» **Work to do**
From the entries provided below, copy each line that contains the word "Переработки".

» **Dataset excerpts**
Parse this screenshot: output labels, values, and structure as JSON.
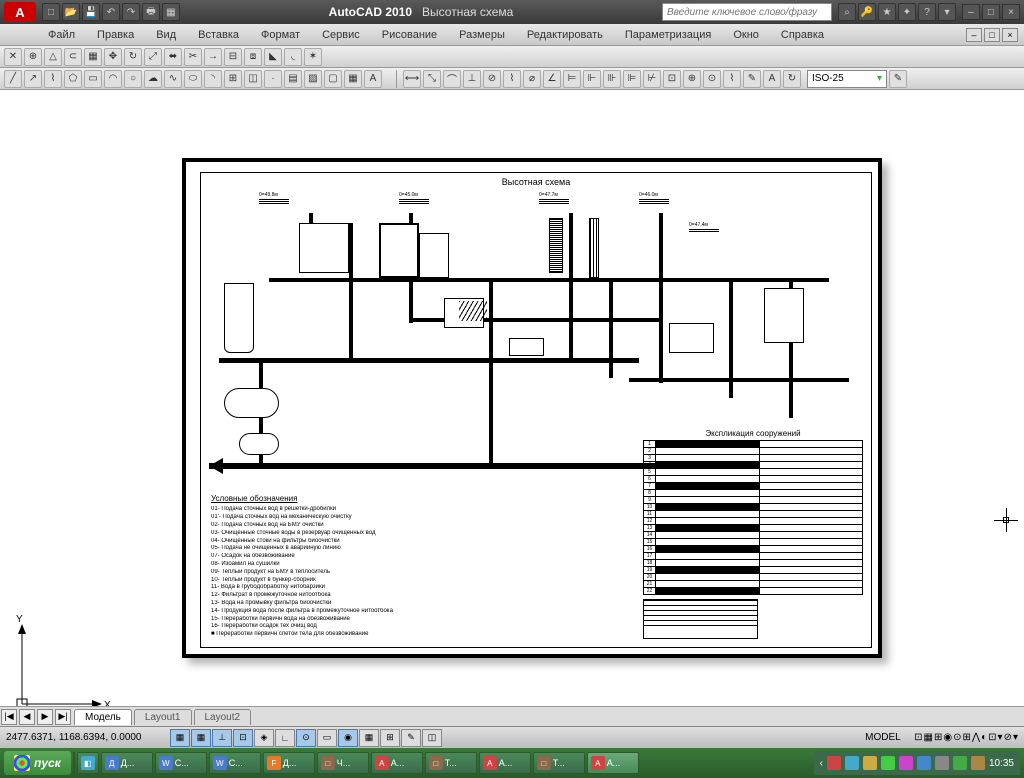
{
  "app": {
    "name": "AutoCAD 2010",
    "doc": "Высотная схема"
  },
  "qat_icons": [
    "new",
    "open",
    "save",
    "undo",
    "redo",
    "print",
    "plot"
  ],
  "search_placeholder": "Введите ключевое слово/фразу",
  "title_icons": [
    "binoculars",
    "key",
    "star",
    "star",
    "help",
    "down"
  ],
  "win_controls": [
    "–",
    "□",
    "×"
  ],
  "menus": [
    "Файл",
    "Правка",
    "Вид",
    "Вставка",
    "Формат",
    "Сервис",
    "Рисование",
    "Размеры",
    "Редактировать",
    "Параметризация",
    "Окно",
    "Справка"
  ],
  "doc_controls": [
    "–",
    "□",
    "×"
  ],
  "toolbar1_icons": [
    "",
    "",
    "",
    "",
    "",
    "",
    "",
    "",
    "",
    "",
    "",
    "",
    "",
    "",
    "",
    "",
    "",
    "",
    ""
  ],
  "toolbar2_draw": [
    "line",
    "pline",
    "poly",
    "rect",
    "arc",
    "circle",
    "spline",
    "ellipse",
    "earc",
    "cloud",
    "hatch",
    "grad",
    "region",
    "table",
    "point",
    "mtext"
  ],
  "toolbar2_annot": [
    "dim1",
    "dim2",
    "dim3",
    "dim4",
    "dim5",
    "dim6",
    "dim7",
    "dim8",
    "dim9",
    "dim10",
    "dim11",
    "dim12",
    "dim13",
    "dim14",
    "dim15",
    "dim16",
    "dim17",
    "dim18",
    "dim19",
    "dim20",
    "dim21",
    "dim22"
  ],
  "dimstyle": "ISO-25",
  "tabs": {
    "nav": [
      "|◀",
      "◀",
      "▶",
      "▶|"
    ],
    "model": "Модель",
    "layouts": [
      "Layout1",
      "Layout2"
    ]
  },
  "status": {
    "coords": "2477.6371, 1168.6394, 0.0000",
    "buttons": [
      "▦",
      "▦",
      "⊥",
      "⊡",
      "◈",
      "∟",
      "⊙",
      "▭",
      "◉",
      "▦",
      "⊞",
      "✎",
      "◫"
    ],
    "right": [
      "MODEL",
      "⊡",
      "▦",
      "⊞",
      "◉",
      "⊙",
      "⊞",
      "⋀",
      "◐",
      "⊡",
      "▾",
      "⊘",
      "▾"
    ]
  },
  "taskbar": {
    "start": "пуск",
    "items": [
      {
        "ico": "Д",
        "label": "Д...",
        "color": "#4a7aca"
      },
      {
        "ico": "W",
        "label": "С...",
        "color": "#4a7aca"
      },
      {
        "ico": "W",
        "label": "С...",
        "color": "#4a7aca"
      },
      {
        "ico": "F",
        "label": "Д...",
        "color": "#e67a2a"
      },
      {
        "ico": "□",
        "label": "Ч...",
        "color": "#8a6a4a"
      },
      {
        "ico": "A",
        "label": "A...",
        "color": "#c44"
      },
      {
        "ico": "□",
        "label": "T...",
        "color": "#8a6a4a"
      },
      {
        "ico": "A",
        "label": "A...",
        "color": "#c44"
      },
      {
        "ico": "□",
        "label": "T...",
        "color": "#8a6a4a"
      },
      {
        "ico": "A",
        "label": "A...",
        "color": "#c44",
        "active": true
      }
    ],
    "tray_icons": [
      "",
      "",
      "",
      "",
      "",
      "",
      "",
      "",
      "",
      "",
      "",
      ""
    ],
    "clock": "10:35"
  },
  "drawing": {
    "title": "Высотная схема",
    "callouts": [
      "0=49.8м",
      "0=45.0м",
      "0=47.7м",
      "0=46.0м",
      "0=47.4м"
    ],
    "legend_title": "Условные обозначения",
    "legend_items": [
      "01- Подача сточных вод в решетки-дробилки",
      "01'- Подача сточных вод на механическую очистку",
      "02- Подача сточных вод на БМУ очистки",
      "03- Очищенные сточные воды в резервуар очищенных вод",
      "04- Очищенные стоки на фильтры биоочистки",
      "05- Подача не очищенных в аварийную линию",
      "07- Осадок на обезвоживание",
      "08- Изоамил на сушилки",
      "09- Теплый продукт на БМУ в теплоситель",
      "10- Теплый продукт в бункер-сборник",
      "11- Вода в грубодобработку нитобарзики",
      "12- Фильтрат в промежуточное нитоотбока",
      "13- Вода на промывку фильтра биоочистки",
      "14- Продукция вода после фильтра в промежуточное нитоотбока",
      "15- Переработки первичн вода на обезвоживание",
      "16- Переработки осадок тех очищ вод",
      "■ Переработки первичн спетой тела для обезвоживание"
    ],
    "explication_title": "Экспликация сооружений",
    "explication_rows": 22
  },
  "ucs": {
    "x": "X",
    "y": "Y"
  }
}
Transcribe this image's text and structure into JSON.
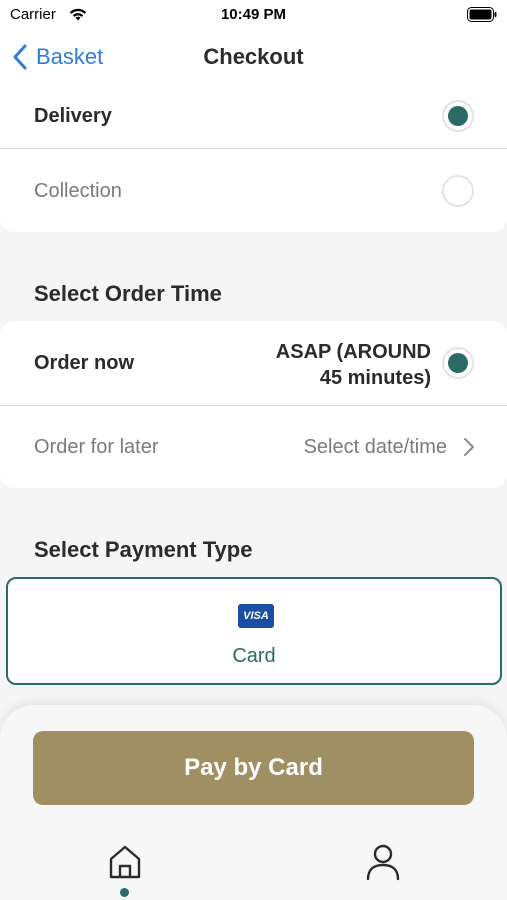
{
  "status_bar": {
    "carrier": "Carrier",
    "time": "10:49 PM"
  },
  "nav": {
    "back_label": "Basket",
    "title": "Checkout"
  },
  "delivery_options": [
    {
      "label": "Delivery",
      "selected": true
    },
    {
      "label": "Collection",
      "selected": false
    }
  ],
  "order_time": {
    "heading": "Select Order Time",
    "now_label": "Order now",
    "now_value_line1": "ASAP (AROUND",
    "now_value_line2": "45 minutes)",
    "later_label": "Order for later",
    "later_value": "Select date/time"
  },
  "payment": {
    "heading": "Select Payment Type",
    "card_brand": "VISA",
    "option_label": "Card"
  },
  "footer": {
    "pay_button": "Pay by Card"
  },
  "colors": {
    "accent": "#2a6a67",
    "pay_button": "#a08f62",
    "link": "#2f7ed8"
  }
}
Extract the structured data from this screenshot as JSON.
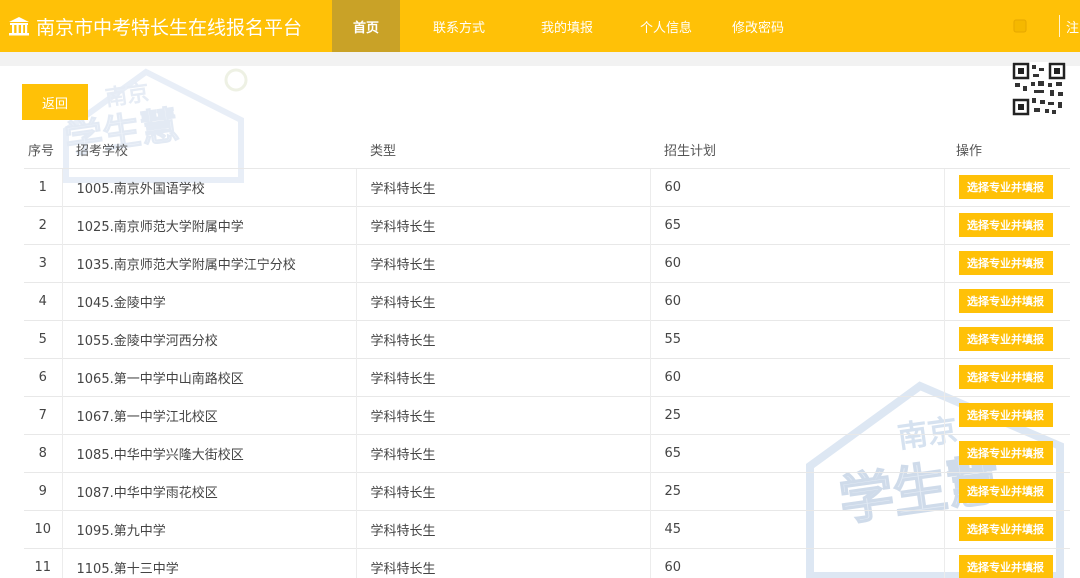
{
  "brand": {
    "title": "南京市中考特长生在线报名平台",
    "icon": "bank-icon"
  },
  "nav": {
    "items": [
      {
        "label": "首页",
        "active": true
      },
      {
        "label": "联系方式",
        "active": false
      },
      {
        "label": "我的填报",
        "active": false
      },
      {
        "label": "个人信息",
        "active": false
      },
      {
        "label": "修改密码",
        "active": false
      }
    ],
    "logout_label": "注"
  },
  "page": {
    "back_label": "返回"
  },
  "table": {
    "headers": {
      "index": "序号",
      "school": "招考学校",
      "type": "类型",
      "plan": "招生计划",
      "op": "操作"
    },
    "action_label": "选择专业并填报",
    "rows": [
      {
        "index": "1",
        "school": "1005.南京外国语学校",
        "type": "学科特长生",
        "plan": "60"
      },
      {
        "index": "2",
        "school": "1025.南京师范大学附属中学",
        "type": "学科特长生",
        "plan": "65"
      },
      {
        "index": "3",
        "school": "1035.南京师范大学附属中学江宁分校",
        "type": "学科特长生",
        "plan": "60"
      },
      {
        "index": "4",
        "school": "1045.金陵中学",
        "type": "学科特长生",
        "plan": "60"
      },
      {
        "index": "5",
        "school": "1055.金陵中学河西分校",
        "type": "学科特长生",
        "plan": "55"
      },
      {
        "index": "6",
        "school": "1065.第一中学中山南路校区",
        "type": "学科特长生",
        "plan": "60"
      },
      {
        "index": "7",
        "school": "1067.第一中学江北校区",
        "type": "学科特长生",
        "plan": "25"
      },
      {
        "index": "8",
        "school": "1085.中华中学兴隆大街校区",
        "type": "学科特长生",
        "plan": "65"
      },
      {
        "index": "9",
        "school": "1087.中华中学雨花校区",
        "type": "学科特长生",
        "plan": "25"
      },
      {
        "index": "10",
        "school": "1095.第九中学",
        "type": "学科特长生",
        "plan": "45"
      },
      {
        "index": "11",
        "school": "1105.第十三中学",
        "type": "学科特长生",
        "plan": "60"
      }
    ]
  },
  "watermark": {
    "line1": "南京",
    "line2": "学生慧"
  },
  "colors": {
    "accent": "#ffc107",
    "active_nav": "#c9a227",
    "panel": "#ffffff"
  }
}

» **Correct response**
      "15- Переработки первичн вода на обезвоживание",
      "16- Переработки осадок тех очищ вод",
      "■ Переработки первичн спетой тела для обезвоживание"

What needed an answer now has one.